→ **EXERCISE GOAL**
Reproduce the lines of this listing verbatim, beginning at the line containing "footnote-3-dash: — [108, 1263, 128, 1279]" and continuing through the line containing "footnote-ref-3: 3 [248, 632, 254, 644]", with both of those lines included.

→ **MATERIAL FOR THE TASK**
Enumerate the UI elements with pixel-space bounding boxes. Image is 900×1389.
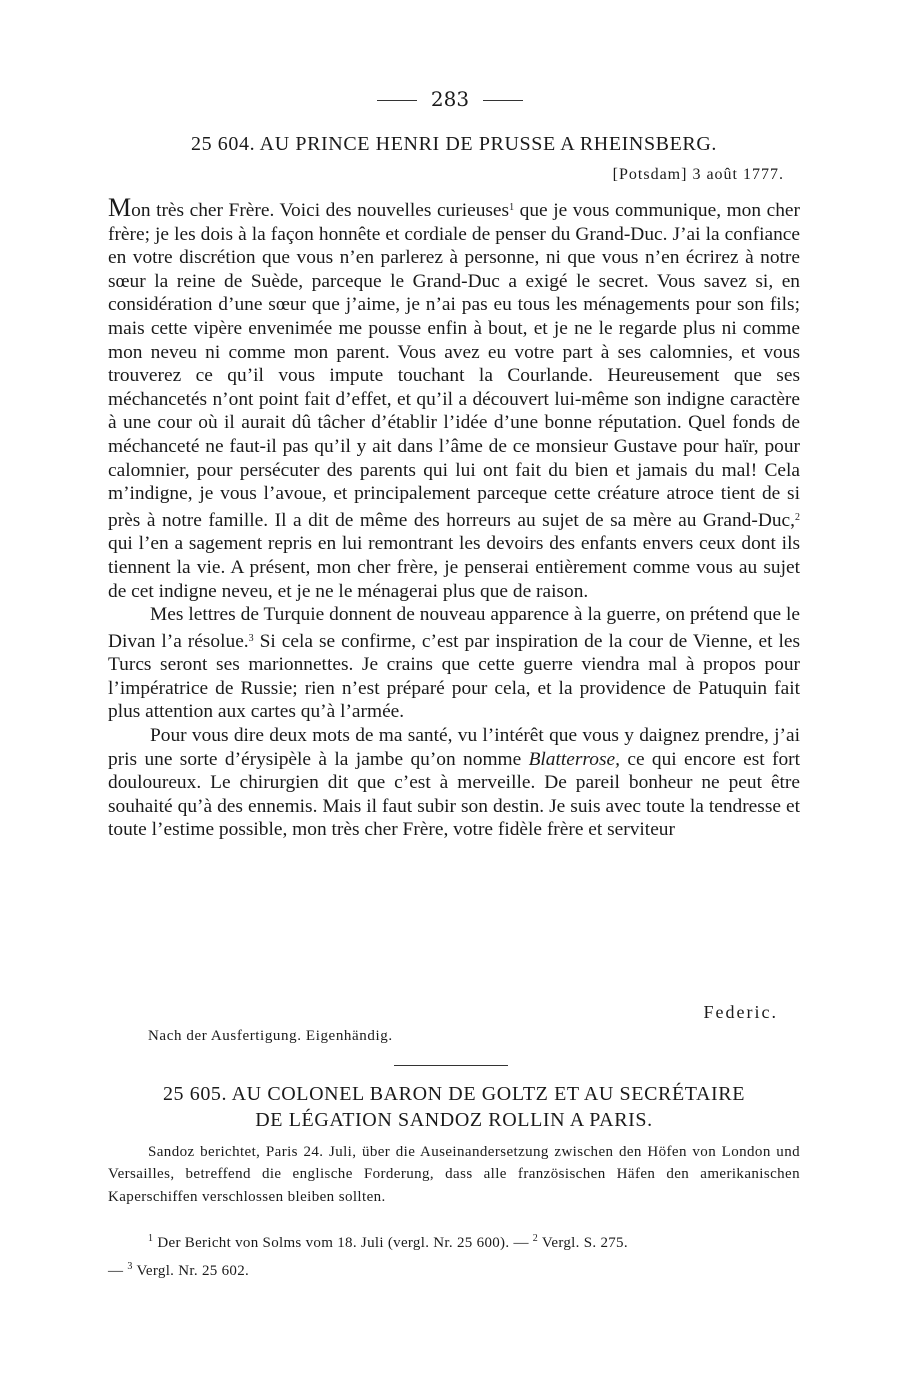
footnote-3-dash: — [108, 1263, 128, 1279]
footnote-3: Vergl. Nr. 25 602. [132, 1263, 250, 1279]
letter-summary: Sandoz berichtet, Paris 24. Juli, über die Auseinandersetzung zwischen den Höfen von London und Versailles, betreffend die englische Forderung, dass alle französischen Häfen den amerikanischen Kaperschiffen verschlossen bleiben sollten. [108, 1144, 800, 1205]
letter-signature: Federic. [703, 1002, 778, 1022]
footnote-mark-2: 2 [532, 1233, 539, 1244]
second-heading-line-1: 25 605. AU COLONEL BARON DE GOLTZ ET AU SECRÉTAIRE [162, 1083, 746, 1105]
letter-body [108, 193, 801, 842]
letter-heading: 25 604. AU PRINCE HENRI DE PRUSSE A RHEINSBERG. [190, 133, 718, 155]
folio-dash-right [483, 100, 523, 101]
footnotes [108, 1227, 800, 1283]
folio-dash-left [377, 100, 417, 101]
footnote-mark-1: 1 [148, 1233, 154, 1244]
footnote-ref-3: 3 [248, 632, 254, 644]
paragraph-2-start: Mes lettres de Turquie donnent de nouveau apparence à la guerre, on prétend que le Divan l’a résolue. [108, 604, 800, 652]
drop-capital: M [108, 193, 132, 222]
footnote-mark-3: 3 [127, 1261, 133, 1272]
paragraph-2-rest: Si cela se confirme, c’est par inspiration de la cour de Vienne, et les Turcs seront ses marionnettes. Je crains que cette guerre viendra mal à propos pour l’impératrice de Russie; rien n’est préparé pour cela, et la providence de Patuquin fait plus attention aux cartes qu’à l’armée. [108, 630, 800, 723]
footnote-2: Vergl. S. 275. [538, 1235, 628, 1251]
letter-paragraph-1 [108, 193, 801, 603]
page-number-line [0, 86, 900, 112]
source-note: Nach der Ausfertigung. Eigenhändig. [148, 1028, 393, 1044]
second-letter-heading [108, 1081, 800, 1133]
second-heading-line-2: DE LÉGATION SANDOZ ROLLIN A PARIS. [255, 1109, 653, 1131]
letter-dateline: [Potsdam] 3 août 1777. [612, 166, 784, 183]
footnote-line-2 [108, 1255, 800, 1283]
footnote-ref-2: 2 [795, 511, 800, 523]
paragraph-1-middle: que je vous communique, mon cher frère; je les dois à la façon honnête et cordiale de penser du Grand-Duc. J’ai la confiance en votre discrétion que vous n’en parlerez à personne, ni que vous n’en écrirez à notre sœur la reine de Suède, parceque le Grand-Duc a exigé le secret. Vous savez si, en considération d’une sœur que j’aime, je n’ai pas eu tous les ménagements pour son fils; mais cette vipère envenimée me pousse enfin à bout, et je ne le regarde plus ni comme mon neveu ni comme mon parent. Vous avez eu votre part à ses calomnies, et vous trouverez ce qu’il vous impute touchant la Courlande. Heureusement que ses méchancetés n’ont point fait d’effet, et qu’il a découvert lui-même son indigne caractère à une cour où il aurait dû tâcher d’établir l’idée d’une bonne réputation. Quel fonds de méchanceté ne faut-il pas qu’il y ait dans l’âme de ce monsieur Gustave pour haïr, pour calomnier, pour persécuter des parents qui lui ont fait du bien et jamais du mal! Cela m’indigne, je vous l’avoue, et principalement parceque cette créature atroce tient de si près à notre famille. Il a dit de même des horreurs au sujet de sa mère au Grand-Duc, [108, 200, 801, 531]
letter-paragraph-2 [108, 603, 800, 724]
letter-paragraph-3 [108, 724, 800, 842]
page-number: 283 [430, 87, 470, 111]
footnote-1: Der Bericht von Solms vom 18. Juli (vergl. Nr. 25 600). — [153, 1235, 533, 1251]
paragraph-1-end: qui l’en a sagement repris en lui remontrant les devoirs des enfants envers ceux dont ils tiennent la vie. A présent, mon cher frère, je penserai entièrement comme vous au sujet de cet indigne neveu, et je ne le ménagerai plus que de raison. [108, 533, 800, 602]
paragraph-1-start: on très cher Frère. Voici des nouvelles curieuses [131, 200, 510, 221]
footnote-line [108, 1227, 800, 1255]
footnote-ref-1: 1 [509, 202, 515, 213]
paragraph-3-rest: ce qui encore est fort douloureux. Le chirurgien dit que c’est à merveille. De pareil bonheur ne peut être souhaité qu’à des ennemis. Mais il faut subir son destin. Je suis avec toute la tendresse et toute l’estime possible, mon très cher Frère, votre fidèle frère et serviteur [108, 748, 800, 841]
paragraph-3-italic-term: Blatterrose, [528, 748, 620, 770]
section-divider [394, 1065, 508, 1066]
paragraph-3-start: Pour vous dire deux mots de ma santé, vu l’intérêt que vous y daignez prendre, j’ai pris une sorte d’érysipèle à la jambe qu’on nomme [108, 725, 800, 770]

→ **THE ANSWER**
footnote-3-dash: — [108, 1263, 128, 1279]
footnote-3: Vergl. Nr. 25 602. [132, 1263, 250, 1279]
letter-summary: Sandoz berichtet, Paris 24. Juli, über die Auseinandersetzung zwischen den Höfen von London und Versailles, betreffend die englische Forderung, dass alle französischen Häfen den amerikanischen Kaperschiffen verschlossen bleiben sollten. [108, 1144, 800, 1205]
letter-signature: Federic. [703, 1002, 778, 1022]
footnote-mark-2: 2 [532, 1233, 539, 1244]
second-heading-line-1: 25 605. AU COLONEL BARON DE GOLTZ ET AU SECRÉTAIRE [162, 1083, 746, 1105]
letter-body [108, 193, 801, 842]
letter-heading: 25 604. AU PRINCE HENRI DE PRUSSE A RHEINSBERG. [190, 133, 718, 155]
folio-dash-right [483, 100, 523, 101]
footnotes [108, 1227, 800, 1283]
folio-dash-left [377, 100, 417, 101]
footnote-mark-1: 1 [148, 1233, 154, 1244]
footnote-ref-3: 3 [248, 632, 254, 644]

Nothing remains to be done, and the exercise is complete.